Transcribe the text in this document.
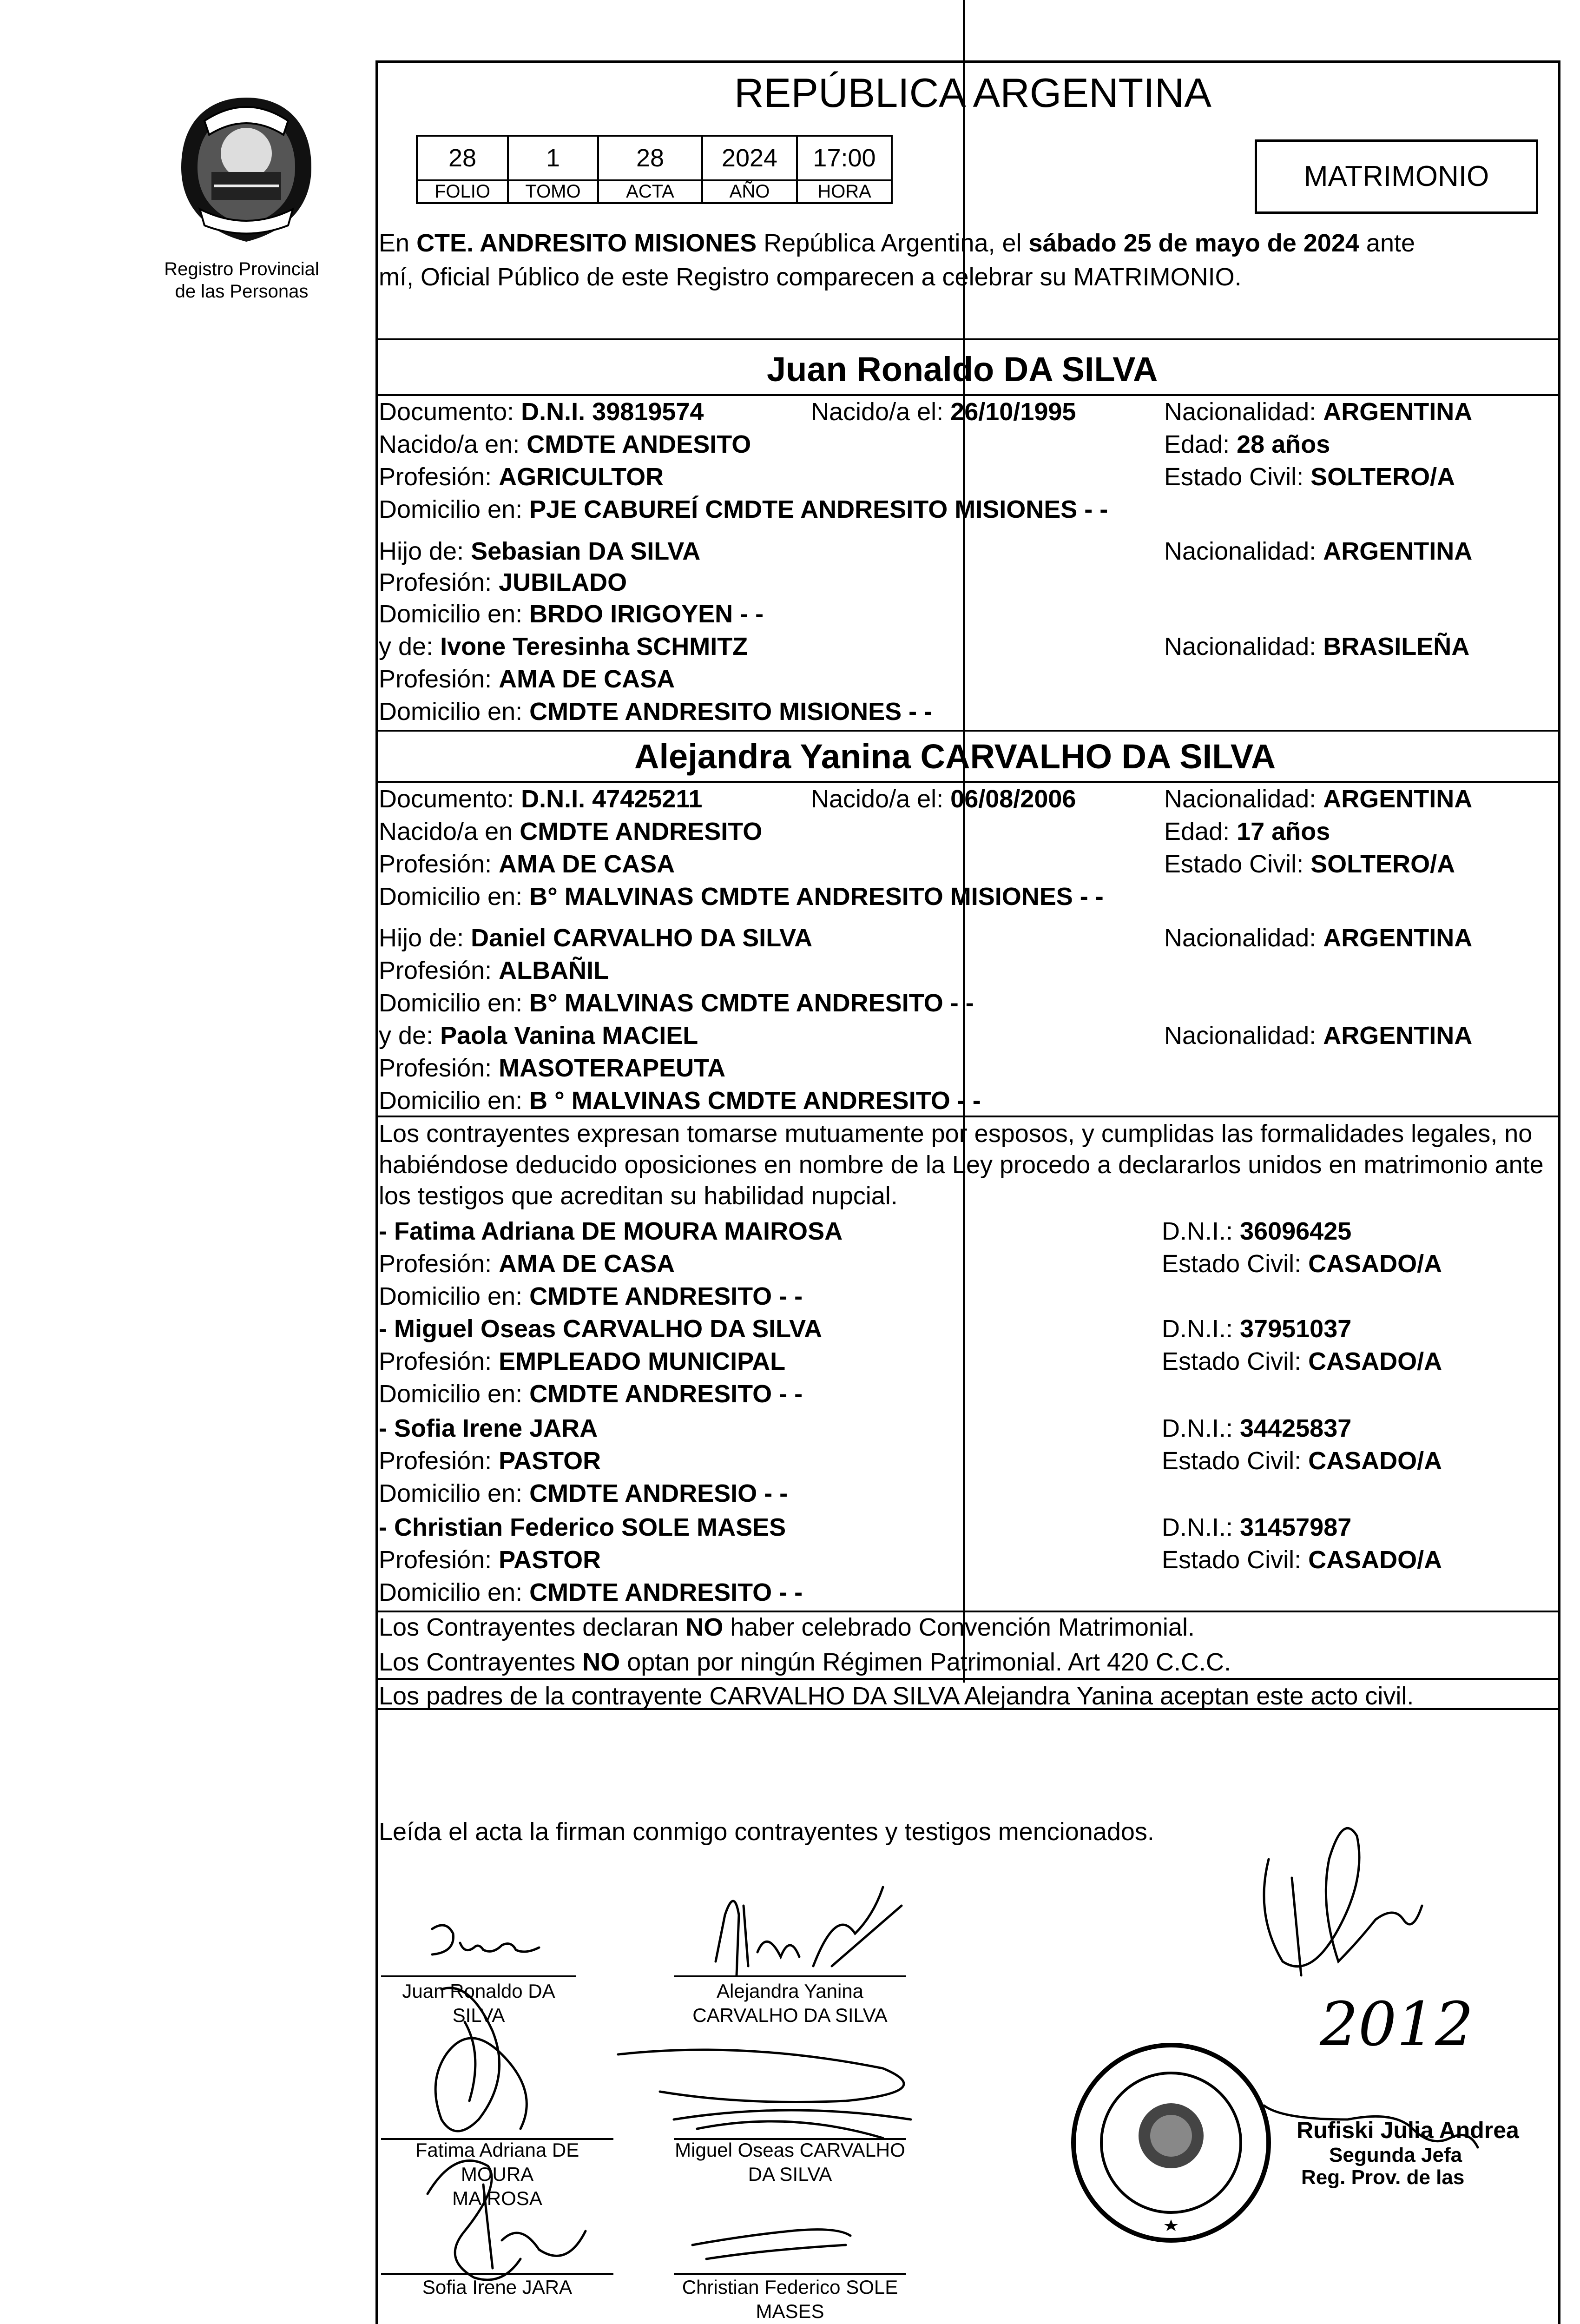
Registro Provincial
de las Personas
REPÚBLICA ARGENTINA
28	1	28	2024	17:00
FOLIO	TOMO	ACTA	AÑO	HORA	MATRIMONIO
En CTE. ANDRESITO MISIONES República Argentina, el sábado 25 de mayo de 2024 ante
mí, Oficial Público de este Registro comparecen a celebrar su MATRIMONIO.
Juan Ronaldo DA SILVA
Documento: D.N.I. 39819574	Nacido/a el: 26/10/1995	Nacionalidad: ARGENTINA
Nacido/a en: CMDTE ANDESITO	Edad: 28 años
Profesión: AGRICULTOR	Estado Civil: SOLTERO/A
Domicilio en: PJE CABUREÍ CMDTE ANDRESITO MISIONES - -
Hijo de: Sebasian DA SILVA	Nacionalidad: ARGENTINA
Profesión: JUBILADO
Domicilio en: BRDO IRIGOYEN - -
y de: Ivone Teresinha SCHMITZ	Nacionalidad: BRASILEÑA
Profesión: AMA DE CASA
Domicilio en: CMDTE ANDRESITO MISIONES - -
Alejandra Yanina CARVALHO DA SILVA
Documento: D.N.I. 47425211	Nacido/a el: 06/08/2006	Nacionalidad: ARGENTINA
Nacido/a en CMDTE ANDRESITO	Edad: 17 años
Profesión: AMA DE CASA	Estado Civil: SOLTERO/A
Domicilio en: B° MALVINAS CMDTE ANDRESITO MISIONES - -
Hijo de: Daniel CARVALHO DA SILVA	Nacionalidad: ARGENTINA
Profesión: ALBAÑIL
Domicilio en: B° MALVINAS CMDTE ANDRESITO - -
y de: Paola Vanina MACIEL	Nacionalidad: ARGENTINA
Profesión: MASOTERAPEUTA
Domicilio en: B ° MALVINAS CMDTE ANDRESITO - -
Los contrayentes expresan tomarse mutuamente por esposos, y cumplidas las formalidades legales, no
habiéndose deducido oposiciones en nombre de la Ley procedo a declararlos unidos en matrimonio ante
los testigos que acreditan su habilidad nupcial.
- Fatima Adriana DE MOURA MAIROSA	D.N.I.: 36096425
Profesión: AMA DE CASA	Estado Civil: CASADO/A
Domicilio en: CMDTE ANDRESITO - -
- Miguel Oseas CARVALHO DA SILVA	D.N.I.: 37951037
Profesión: EMPLEADO MUNICIPAL	Estado Civil: CASADO/A
Domicilio en: CMDTE ANDRESITO - -
- Sofia Irene JARA	D.N.I.: 34425837
Profesión: PASTOR	Estado Civil: CASADO/A
Domicilio en: CMDTE ANDRESIO - -
- Christian Federico SOLE MASES	D.N.I.: 31457987
Profesión: PASTOR	Estado Civil: CASADO/A
Domicilio en: CMDTE ANDRESITO - -
Los Contrayentes declaran NO haber celebrado Convención Matrimonial.
Los Contrayentes NO optan por ningún Régimen Patrimonial. Art 420 C.C.C.
Los padres de la contrayente CARVALHO DA SILVA Alejandra Yanina aceptan este acto civil.
Leída el acta la firman conmigo contrayentes y testigos mencionados.
2012
Juan Ronaldo DA SILVA
Alejandra Yanina
CARVALHO DA SILVA
Fatima Adriana DE MOURA
MAIROSA
Miguel Oseas CARVALHO
DA SILVA
Sofia Irene JARA	Christian Federico SOLE
MASES
Rufiski Julia Andrea
Segunda Jefa
Reg. Prov. de las
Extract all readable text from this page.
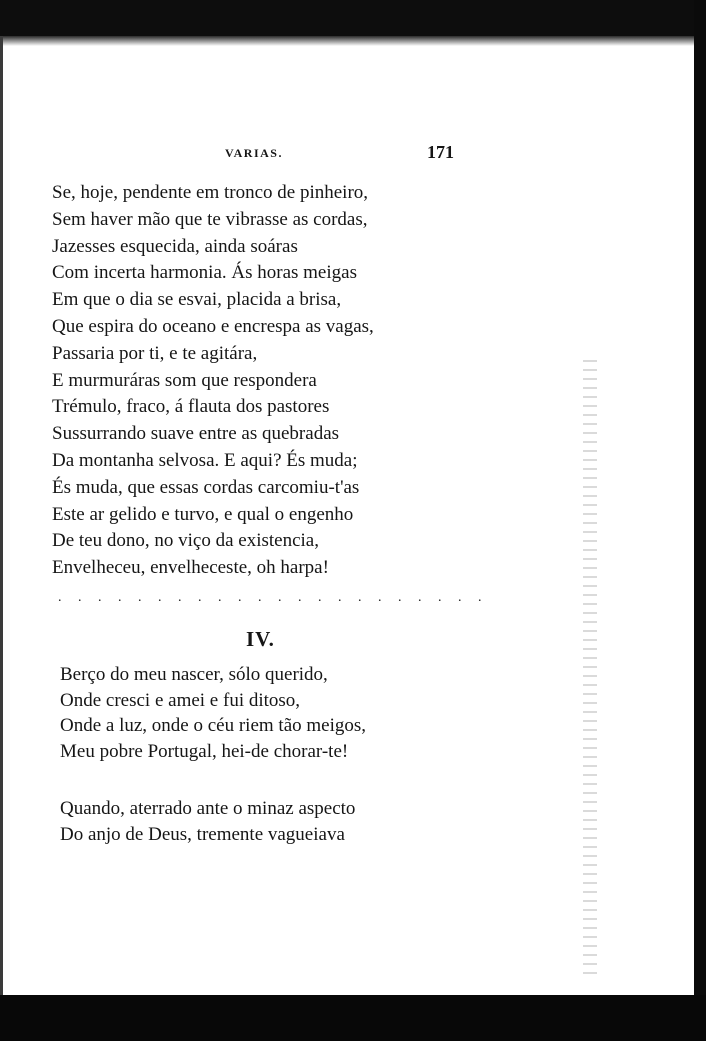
VARIAS.	171
Se, hoje, pendente em tronco de pinheiro,
Sem haver mão que te vibrasse as cordas,
Jazesses esquecida, ainda soáras
Com incerta harmonia. Ás horas meigas
Em que o dia se esvai, placida a brisa,
Que espira do oceano e encrespa as vagas,
Passaria por ti, e te agitára,
E murmuráras som que respondera
Trémulo, fraco, á flauta dos pastores
Sussurrando suave entre as quebradas
Da montanha selvosa. E aqui? És muda;
És muda, que essas cordas carcomiu-t'as
Este ar gelido e turvo, e qual o engenho
De teu dono, no viço da existencia,
Envelheceu, envelheceste, oh harpa!
. . . . . . . . . . . . . . . . . . . . . .
IV.
Berço do meu nascer, sólo querido,
Onde cresci e amei e fui ditoso,
Onde a luz, onde o céu riem tão meigos,
Meu pobre Portugal, hei-de chorar-te!
Quando, aterrado ante o minaz aspecto
Do anjo de Deus, tremente vagueiava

| Set exercise |
Give all the lines above again, character for character, without pictures.

| Answer |
Transcribe the text in this document.
Registro Provincial
de las Personas
REPÚBLICA ARGENTINA
28	1	28	2024	17:00
FOLIO	TOMO	ACTA	AÑO	HORA	MATRIMONIO
En CTE. ANDRESITO MISIONES República Argentina, el sábado 25 de mayo de 2024 ante
mí, Oficial Público de este Registro comparecen a celebrar su MATRIMONIO.
Juan Ronaldo DA SILVA
Documento: D.N.I. 39819574	Nacido/a el: 26/10/1995	Nacionalidad: ARGENTINA
Nacido/a en: CMDTE ANDESITO	Edad: 28 años
Profesión: AGRICULTOR	Estado Civil: SOLTERO/A
Domicilio en: PJE CABUREÍ CMDTE ANDRESITO MISIONES - -
Hijo de: Sebasian DA SILVA	Nacionalidad: ARGENTINA
Profesión: JUBILADO
Domicilio en: BRDO IRIGOYEN - -
y de: Ivone Teresinha SCHMITZ	Nacionalidad: BRASILEÑA
Profesión: AMA DE CASA
Domicilio en: CMDTE ANDRESITO MISIONES - -
Alejandra Yanina CARVALHO DA SILVA
Documento: D.N.I. 47425211	Nacido/a el: 06/08/2006	Nacionalidad: ARGENTINA
Nacido/a en CMDTE ANDRESITO	Edad: 17 años
Profesión: AMA DE CASA	Estado Civil: SOLTERO/A
Domicilio en: B° MALVINAS CMDTE ANDRESITO MISIONES - -
Hijo de: Daniel CARVALHO DA SILVA	Nacionalidad: ARGENTINA
Profesión: ALBAÑIL
Domicilio en: B° MALVINAS CMDTE ANDRESITO - -
y de: Paola Vanina MACIEL	Nacionalidad: ARGENTINA
Profesión: MASOTERAPEUTA
Domicilio en: B ° MALVINAS CMDTE ANDRESITO - -
Los contrayentes expresan tomarse mutuamente por esposos, y cumplidas las formalidades legales, no
habiéndose deducido oposiciones en nombre de la Ley procedo a declararlos unidos en matrimonio ante
los testigos que acreditan su habilidad nupcial.
- Fatima Adriana DE MOURA MAIROSA	D.N.I.: 36096425
Profesión: AMA DE CASA	Estado Civil: CASADO/A
Domicilio en: CMDTE ANDRESITO - -
- Miguel Oseas CARVALHO DA SILVA	D.N.I.: 37951037
Profesión: EMPLEADO MUNICIPAL	Estado Civil: CASADO/A
Domicilio en: CMDTE ANDRESITO - -
- Sofia Irene JARA	D.N.I.: 34425837
Profesión: PASTOR	Estado Civil: CASADO/A
Domicilio en: CMDTE ANDRESIO - -
- Christian Federico SOLE MASES	D.N.I.: 31457987
Profesión: PASTOR	Estado Civil: CASADO/A
Domicilio en: CMDTE ANDRESITO - -
Los Contrayentes declaran NO haber celebrado Convención Matrimonial.
Los Contrayentes NO optan por ningún Régimen Patrimonial. Art 420 C.C.C.
Los padres de la contrayente CARVALHO DA SILVA Alejandra Yanina aceptan este acto civil.
Leída el acta la firman conmigo contrayentes y testigos mencionados.
2012
Juan Ronaldo DA SILVA
Alejandra Yanina
CARVALHO DA SILVA
Fatima Adriana DE MOURA
MAIROSA
Miguel Oseas CARVALHO
DA SILVA
Sofia Irene JARA	Christian Federico SOLE
MASES
Rufiski Julia Andrea
Segunda Jefa
Reg. Prov. de las
Extract all readable text from this page.
VARIAS.	171
Se, hoje, pendente em tronco de pinheiro,
Sem haver mão que te vibrasse as cordas,
Jazesses esquecida, ainda soáras
Com incerta harmonia. Ás horas meigas
Em que o dia se esvai, placida a brisa,
Que espira do oceano e encrespa as vagas,
Passaria por ti, e te agitára,
E murmuráras som que respondera
Trémulo, fraco, á flauta dos pastores
Sussurrando suave entre as quebradas
Da montanha selvosa. E aqui? És muda;
És muda, que essas cordas carcomiu-t'as
Este ar gelido e turvo, e qual o engenho
De teu dono, no viço da existencia,
Envelheceu, envelheceste, oh harpa!
. . . . . . . . . . . . . . . . . . . . . .
IV.
Berço do meu nascer, sólo querido,
Onde cresci e amei e fui ditoso,
Onde a luz, onde o céu riem tão meigos,
Meu pobre Portugal, hei-de chorar-te!
Quando, aterrado ante o minaz aspecto
Do anjo de Deus, tremente vagueiava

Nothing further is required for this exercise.